§ **WHAT TO PRODUCE**: Every line of the material below should be repeated exactly.

§ **MATERIAL FOR THIS TASK**:
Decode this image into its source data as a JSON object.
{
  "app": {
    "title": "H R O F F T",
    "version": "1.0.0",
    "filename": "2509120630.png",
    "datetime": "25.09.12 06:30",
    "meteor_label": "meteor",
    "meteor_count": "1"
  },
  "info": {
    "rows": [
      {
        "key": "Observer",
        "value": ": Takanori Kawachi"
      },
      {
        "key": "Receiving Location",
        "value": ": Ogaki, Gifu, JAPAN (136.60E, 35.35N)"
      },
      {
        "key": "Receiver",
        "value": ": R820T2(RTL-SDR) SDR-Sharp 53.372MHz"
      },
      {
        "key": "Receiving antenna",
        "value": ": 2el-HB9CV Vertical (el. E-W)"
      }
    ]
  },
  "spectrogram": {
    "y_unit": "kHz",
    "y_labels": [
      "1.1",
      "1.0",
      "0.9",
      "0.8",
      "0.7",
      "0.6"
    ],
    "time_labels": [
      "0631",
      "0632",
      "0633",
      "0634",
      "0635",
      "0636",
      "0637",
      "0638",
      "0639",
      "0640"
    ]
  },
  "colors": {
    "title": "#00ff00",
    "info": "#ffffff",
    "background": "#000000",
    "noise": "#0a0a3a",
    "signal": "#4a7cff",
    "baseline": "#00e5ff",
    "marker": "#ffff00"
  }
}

§ **RESPONSE**:
Decode this image into its source data as a JSON object.
{
  "app": {
    "title": "H R O F F T",
    "version": "1.0.0",
    "filename": "2509120630.png",
    "datetime": "25.09.12 06:30",
    "meteor_label": "meteor",
    "meteor_count": "1"
  },
  "info": {
    "rows": [
      {
        "key": "Observer",
        "value": ": Takanori Kawachi"
      },
      {
        "key": "Receiving Location",
        "value": ": Ogaki, Gifu, JAPAN (136.60E, 35.35N)"
      },
      {
        "key": "Receiver",
        "value": ": R820T2(RTL-SDR) SDR-Sharp 53.372MHz"
      },
      {
        "key": "Receiving antenna",
        "value": ": 2el-HB9CV Vertical (el. E-W)"
      }
    ]
  },
  "spectrogram": {
    "y_unit": "kHz",
    "y_labels": [
      "1.1",
      "1.0",
      "0.9",
      "0.8",
      "0.7",
      "0.6"
    ],
    "time_labels": [
      "0631",
      "0632",
      "0633",
      "0634",
      "0635",
      "0636",
      "0637",
      "0638",
      "0639",
      "0640"
    ]
  },
  "colors": {
    "title": "#00ff00",
    "info": "#ffffff",
    "background": "#000000",
    "noise": "#0a0a3a",
    "signal": "#4a7cff",
    "baseline": "#00e5ff",
    "marker": "#ffff00"
  }
}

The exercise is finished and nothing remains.